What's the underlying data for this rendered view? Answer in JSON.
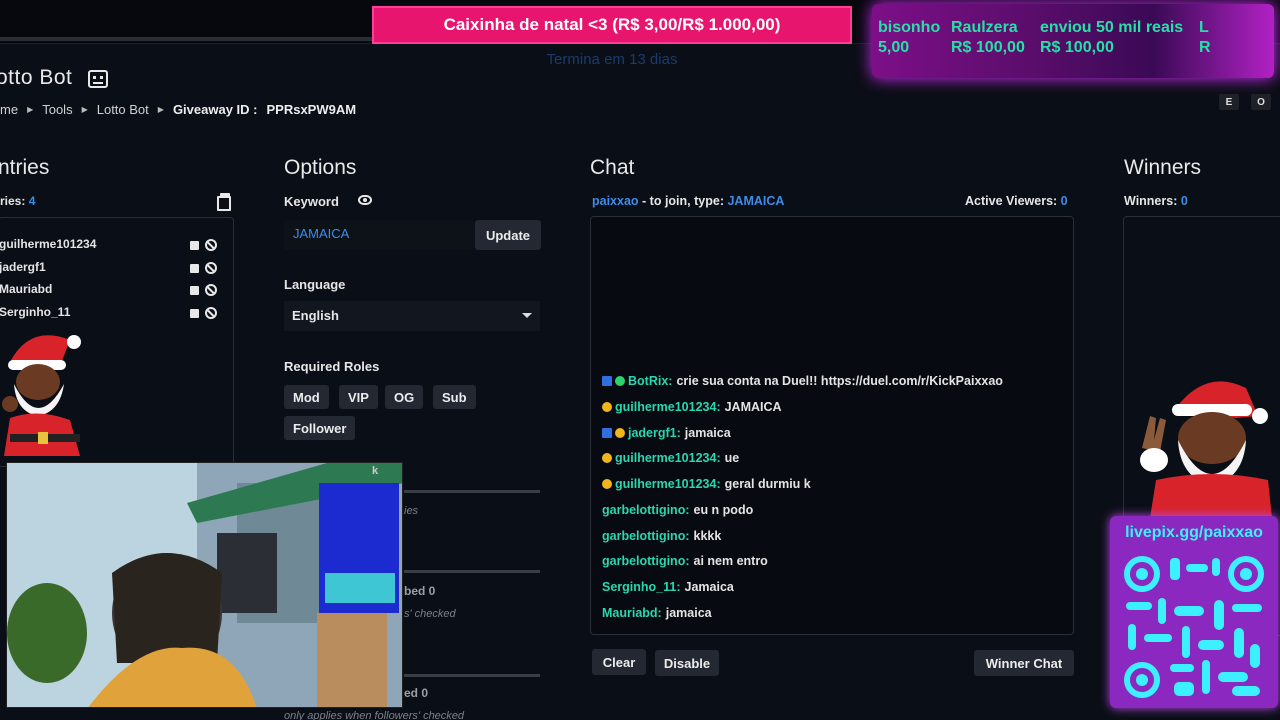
{
  "overlay": {
    "donation_title": "Caixinha de natal <3 (R$ 3,00/R$ 1.000,00)",
    "donation_sub": "Termina em 13 dias",
    "ticker": [
      {
        "name": "bisonho",
        "amount": "5,00"
      },
      {
        "name": "Raulzera",
        "amount": "R$ 100,00"
      },
      {
        "name": "enviou 50 mil reais",
        "amount": "R$ 100,00"
      },
      {
        "name": "L",
        "amount": "R"
      }
    ],
    "qr_url": "livepix.gg/paixxao"
  },
  "header": {
    "title": "otto Bot",
    "breadcrumb": [
      "me",
      "Tools",
      "Lotto Bot"
    ],
    "giveaway_label": "Giveaway ID :",
    "giveaway_id": "PPRsxPW9AM",
    "corner_buttons": [
      "E",
      "O"
    ]
  },
  "entries": {
    "title": "ntries",
    "count_label": "ries:",
    "count": "4",
    "items": [
      "guilherme101234",
      "jadergf1",
      "Mauriabd",
      "Serginho_11"
    ]
  },
  "options": {
    "title": "Options",
    "keyword_label": "Keyword",
    "keyword_value": "JAMAICA",
    "update_label": "Update",
    "language_label": "Language",
    "language_value": "English",
    "roles_label": "Required Roles",
    "roles": [
      "Mod",
      "VIP",
      "OG",
      "Sub",
      "Follower"
    ],
    "faint_1": "k",
    "faint_2": "ies",
    "faint_3": "bed 0",
    "faint_4": "s' checked",
    "faint_5": "ed 0",
    "faint_6": "only applies when followers' checked"
  },
  "chat": {
    "title": "Chat",
    "join_user": "paixxao",
    "join_text": "- to join, type:",
    "join_keyword": "JAMAICA",
    "viewers_label": "Active Viewers:",
    "viewers_count": "0",
    "messages": [
      {
        "user": "BotRix:",
        "text": "crie sua conta na Duel!! https://duel.com/r/KickPaixxao",
        "badges": "bot"
      },
      {
        "user": "guilherme101234:",
        "text": "JAMAICA",
        "badges": "coin"
      },
      {
        "user": "jadergf1:",
        "text": "jamaica",
        "badges": "blue-coin"
      },
      {
        "user": "guilherme101234:",
        "text": "ue",
        "badges": "coin"
      },
      {
        "user": "guilherme101234:",
        "text": "geral durmiu k",
        "badges": "coin"
      },
      {
        "user": "garbelottigino:",
        "text": "eu n podo",
        "badges": ""
      },
      {
        "user": "garbelottigino:",
        "text": "kkkk",
        "badges": ""
      },
      {
        "user": "garbelottigino:",
        "text": "ai nem entro",
        "badges": ""
      },
      {
        "user": "Serginho_11:",
        "text": "Jamaica",
        "badges": ""
      },
      {
        "user": "Mauriabd:",
        "text": "jamaica",
        "badges": ""
      }
    ],
    "clear_label": "Clear",
    "disable_label": "Disable",
    "winner_chat_label": "Winner Chat"
  },
  "winners": {
    "title": "Winners",
    "count_label": "Winners:",
    "count": "0"
  },
  "colors": {
    "accent": "#3e8ce8",
    "chat_user": "#2ad7b0",
    "donation_pink": "#e8156f",
    "ticker_green": "#27e0a7"
  }
}
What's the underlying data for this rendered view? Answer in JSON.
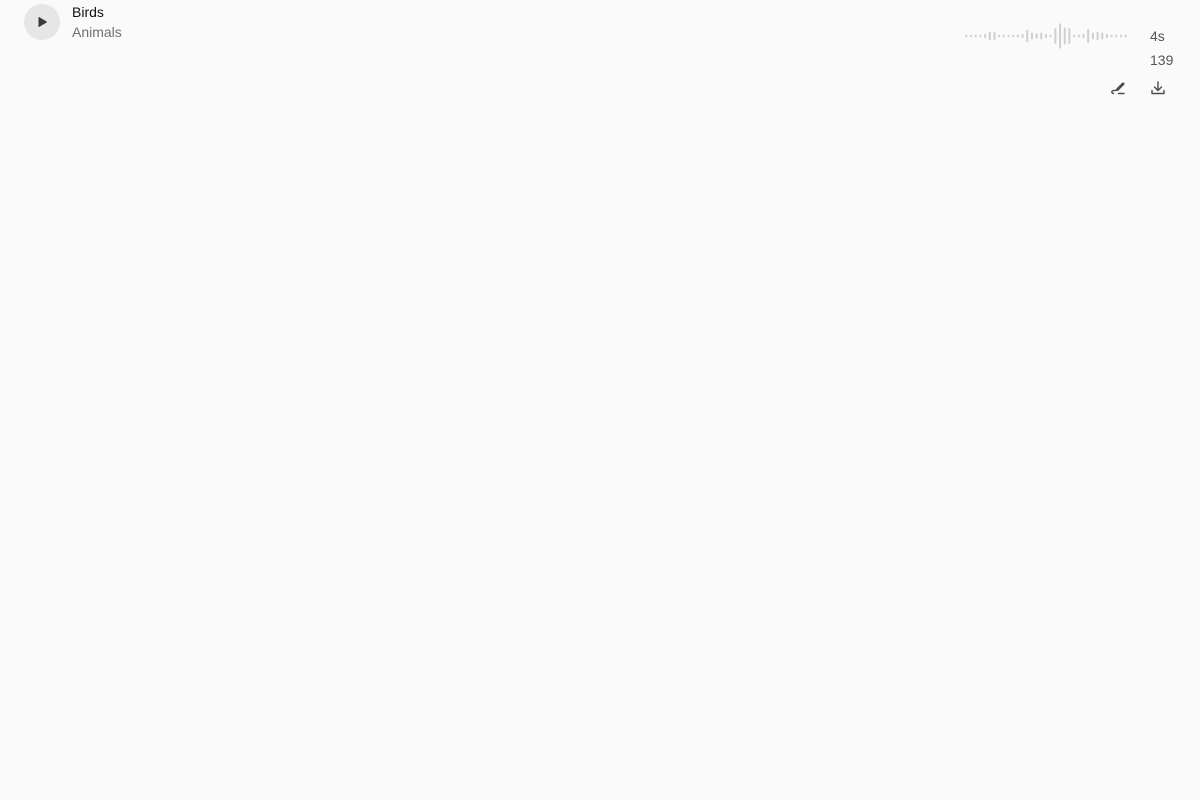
{
  "track": {
    "title": "Birds",
    "category": "Animals",
    "duration": "4s",
    "count": "139"
  },
  "icons": {
    "play": "play-icon",
    "remix": "remix-icon",
    "download": "download-icon"
  },
  "waveform": {
    "color": "#cfcfcf",
    "levels": [
      0.1,
      0.1,
      0.1,
      0.1,
      0.15,
      0.3,
      0.3,
      0.1,
      0.1,
      0.1,
      0.1,
      0.1,
      0.15,
      0.45,
      0.25,
      0.2,
      0.25,
      0.15,
      0.1,
      0.55,
      0.9,
      0.6,
      0.55,
      0.1,
      0.1,
      0.15,
      0.5,
      0.25,
      0.3,
      0.25,
      0.15,
      0.1,
      0.1,
      0.1,
      0.1
    ]
  }
}
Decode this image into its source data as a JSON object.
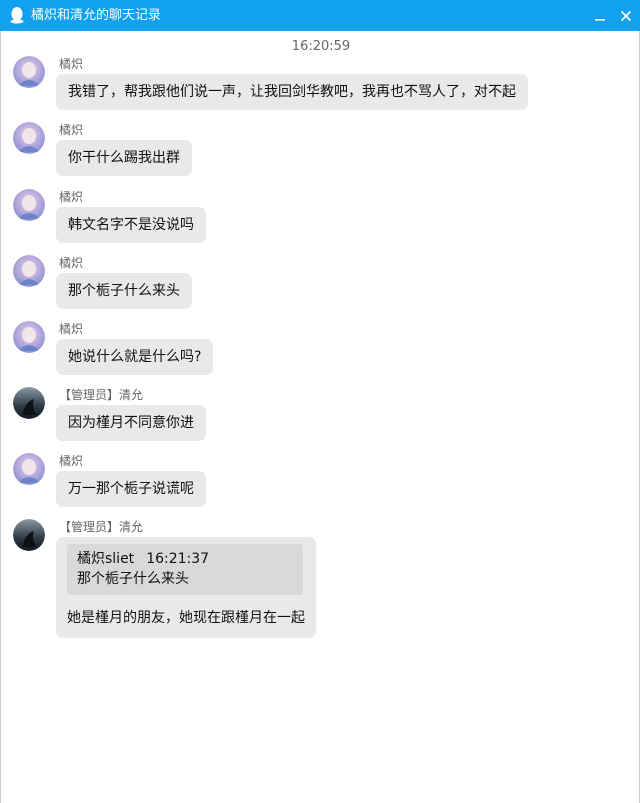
{
  "window": {
    "title": "橘炽和清允的聊天记录",
    "accent_color": "#12a0f0",
    "icon": "penguin-icon"
  },
  "controls": {
    "minimize_icon": "minimize-icon",
    "close_icon": "close-icon"
  },
  "chat": {
    "timestamp": "16:20:59",
    "messages": [
      {
        "sender": "橘炽",
        "text": "我错了，帮我跟他们说一声，让我回剑华教吧，我再也不骂人了，对不起"
      },
      {
        "sender": "橘炽",
        "text": "你干什么踢我出群"
      },
      {
        "sender": "橘炽",
        "text": "韩文名字不是没说吗"
      },
      {
        "sender": "橘炽",
        "text": "那个栀子什么来头"
      },
      {
        "sender": "橘炽",
        "text": "她说什么就是什么吗?"
      },
      {
        "sender": "【管理员】清允",
        "text": "因为槿月不同意你进"
      },
      {
        "sender": "橘炽",
        "text": "万一那个栀子说谎呢"
      },
      {
        "sender": "【管理员】清允",
        "quote": {
          "author": "橘炽sliet",
          "time": "16:21:37",
          "text": "那个栀子什么来头"
        },
        "text": "她是槿月的朋友，她现在跟槿月在一起"
      }
    ]
  }
}
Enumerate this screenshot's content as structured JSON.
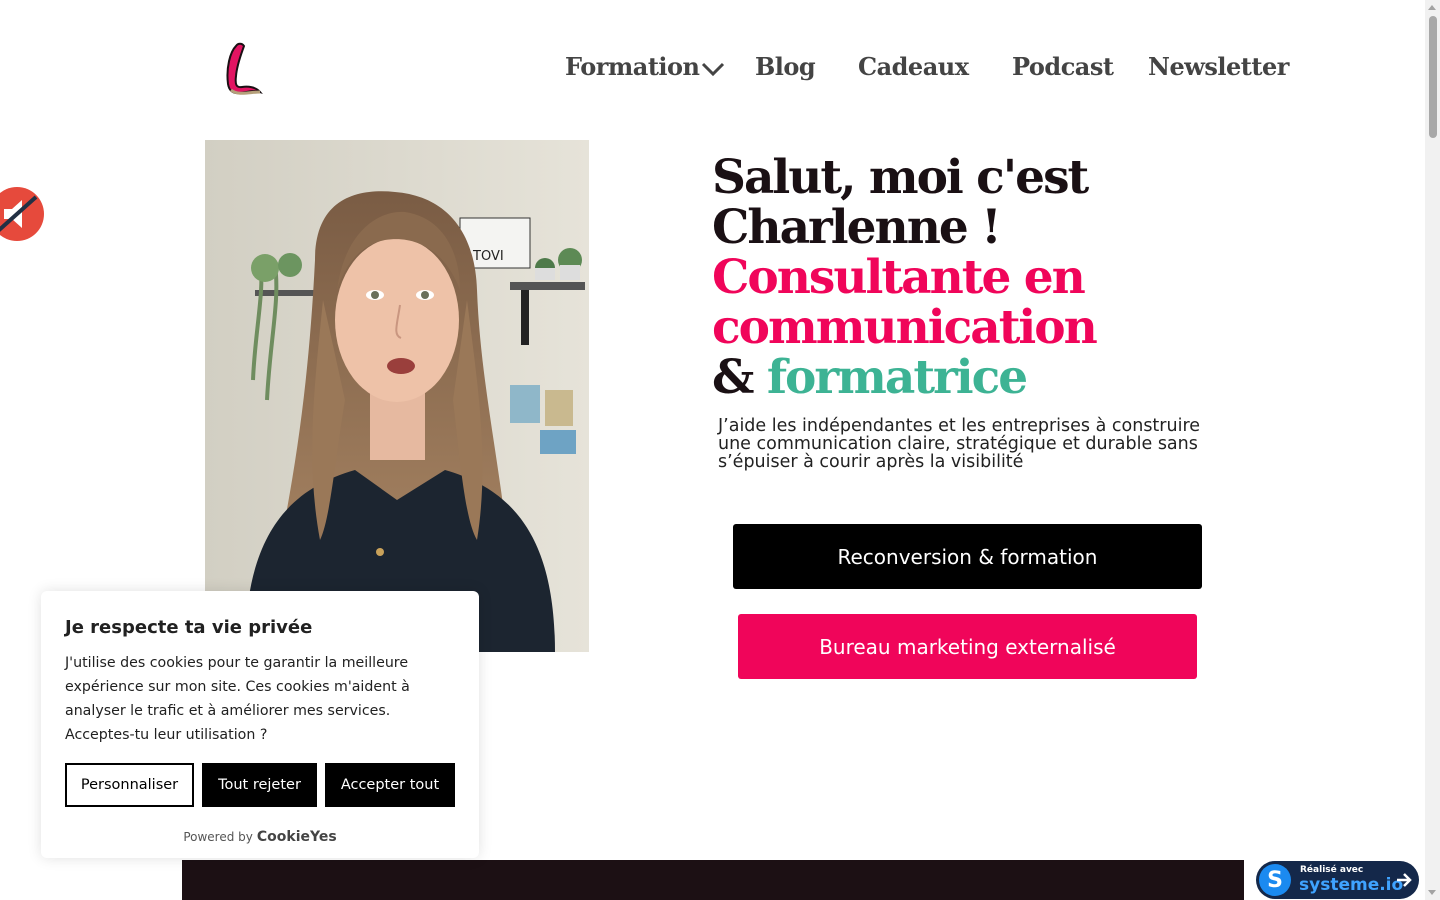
{
  "header": {
    "logo_icon": "script-letter-l-logo",
    "nav": [
      {
        "label": "Formation",
        "has_dropdown": true
      },
      {
        "label": "Blog"
      },
      {
        "label": "Cadeaux"
      },
      {
        "label": "Podcast"
      },
      {
        "label": "Newsletter"
      }
    ]
  },
  "hero": {
    "line1": "Salut, moi c'est",
    "line2": "Charlenne !",
    "line3": "Consultante en",
    "line4": "communication",
    "amp": "&",
    "highlight": "formatrice",
    "subtitle": "J’aide les indépendantes et les entreprises à construire une communication claire, stratégique et durable sans s’épuiser à courir après la visibilité",
    "btn_primary": "Reconversion & formation",
    "btn_secondary": "Bureau marketing externalisé",
    "video_icon": "muted-speaker-icon"
  },
  "cookie": {
    "title": "Je respecte ta vie privée",
    "text": "J'utilise des cookies pour te garantir la meilleure expérience sur mon site. Ces cookies m'aident à analyser le trafic et à améliorer mes services. Acceptes-tu leur utilisation ?",
    "btn_customize": "Personnaliser",
    "btn_reject": "Tout rejeter",
    "btn_accept": "Accepter tout",
    "powered_by": "Powered by",
    "powered_brand": "CookieYes"
  },
  "badge": {
    "small": "Réalisé avec",
    "big": "systeme.io",
    "letter": "S"
  },
  "colors": {
    "brand_pink": "#f0055a",
    "brand_teal": "#3db394",
    "dark": "#1c1014"
  }
}
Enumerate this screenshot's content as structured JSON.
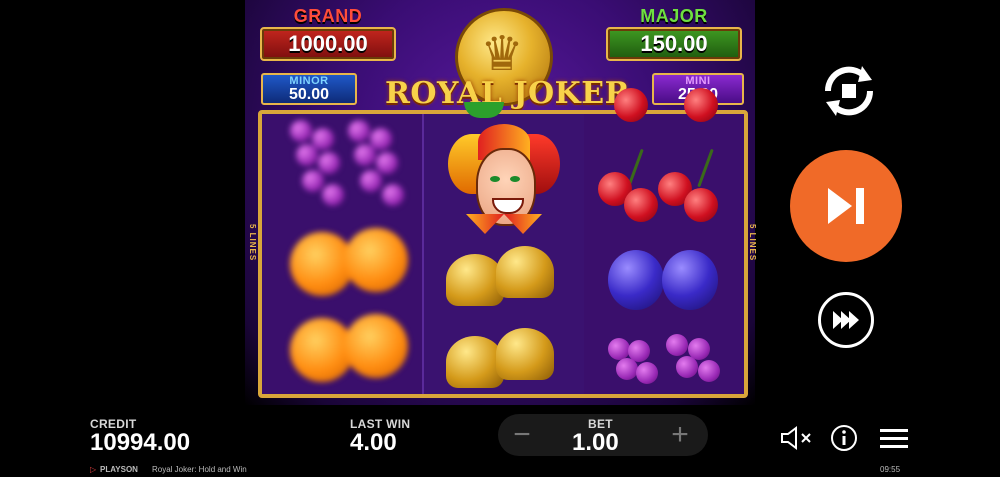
{
  "jackpots": {
    "grand": {
      "label": "GRAND",
      "value": "1000.00"
    },
    "major": {
      "label": "MAJOR",
      "value": "150.00"
    },
    "minor": {
      "label": "MINOR",
      "value": "50.00"
    },
    "mini": {
      "label": "MINI",
      "value": "25.00"
    }
  },
  "logo": {
    "text": "ROYAL JOKER"
  },
  "reels": {
    "lines_label": "5 LINES"
  },
  "bottom": {
    "credit_label": "CREDIT",
    "credit_value": "10994.00",
    "last_win_label": "LAST WIN",
    "last_win_value": "4.00",
    "bet_label": "BET",
    "bet_value": "1.00",
    "bet_minus": "−",
    "bet_plus": "+"
  },
  "footer": {
    "brand": "PLAYSON",
    "game_title": "Royal Joker: Hold and Win",
    "clock": "09:55"
  },
  "icons": {
    "autoplay": "autoplay-icon",
    "spin": "spin-icon",
    "turbo": "turbo-icon",
    "sound": "sound-muted-icon",
    "info": "info-icon",
    "menu": "menu-icon"
  },
  "colors": {
    "spin_button": "#f06a28",
    "background_purple": "#3a0d74",
    "frame_gold": "#d9a63a"
  }
}
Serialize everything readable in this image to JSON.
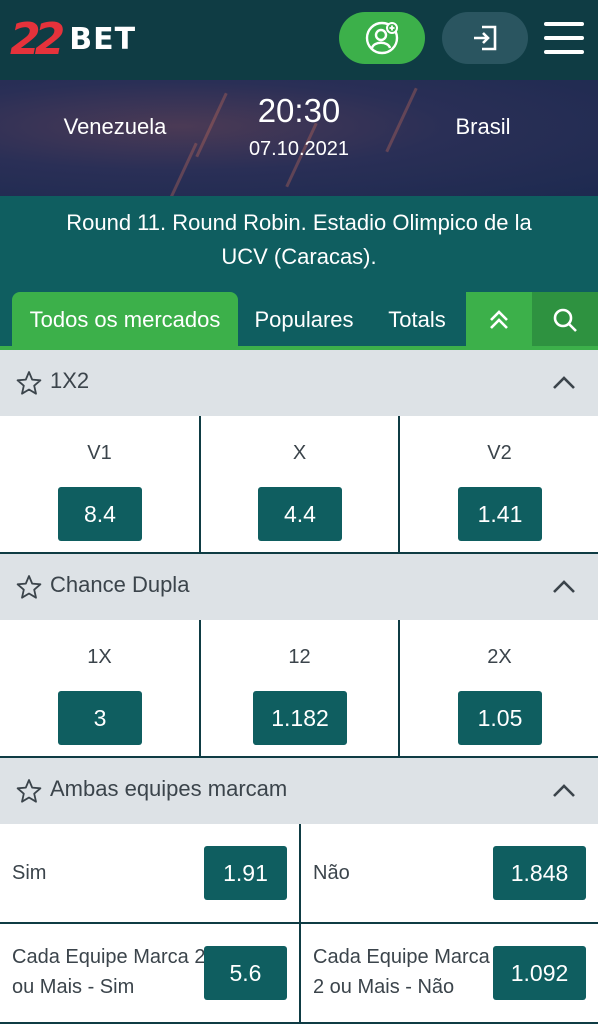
{
  "header": {
    "logo_number": "22",
    "logo_text": "BET",
    "icons": {
      "register": "user-plus-icon",
      "login": "login-icon",
      "menu": "hamburger-menu-icon"
    }
  },
  "match": {
    "home_team": "Venezuela",
    "away_team": "Brasil",
    "time": "20:30",
    "date": "07.10.2021",
    "info": "Round 11. Round Robin. Estadio Olimpico de la UCV (Caracas)."
  },
  "tabs": {
    "all": "Todos os mercados",
    "popular": "Populares",
    "totals": "Totals",
    "icons": {
      "collapse": "double-chevron-up-icon",
      "search": "search-icon"
    }
  },
  "markets": [
    {
      "title": "1X2",
      "outcomes": [
        {
          "label": "V1",
          "odd": "8.4"
        },
        {
          "label": "X",
          "odd": "4.4"
        },
        {
          "label": "V2",
          "odd": "1.41"
        }
      ]
    },
    {
      "title": "Chance Dupla",
      "outcomes": [
        {
          "label": "1X",
          "odd": "3"
        },
        {
          "label": "12",
          "odd": "1.182"
        },
        {
          "label": "2X",
          "odd": "1.05"
        }
      ]
    },
    {
      "title": "Ambas equipes marcam",
      "rows": [
        [
          {
            "label": "Sim",
            "odd": "1.91"
          },
          {
            "label": "Não",
            "odd": "1.848"
          }
        ],
        [
          {
            "label_line1": "Cada Equipe Marca 2",
            "label_line2": "ou Mais - Sim",
            "odd": "5.6"
          },
          {
            "label_line1": "Cada Equipe Marca",
            "label_line2": "2 ou Mais - Não",
            "odd": "1.092"
          }
        ]
      ]
    }
  ],
  "colors": {
    "topbar": "#0f3c44",
    "accent_green": "#3cb04a",
    "odd_button": "#0f5e60",
    "section_header": "#dde2e6"
  }
}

• • • • • • •

Each line containing "menu" counts once; state the total number of such lines and nothing else.

> _SOLUTION TO THE PROBLEM_:
2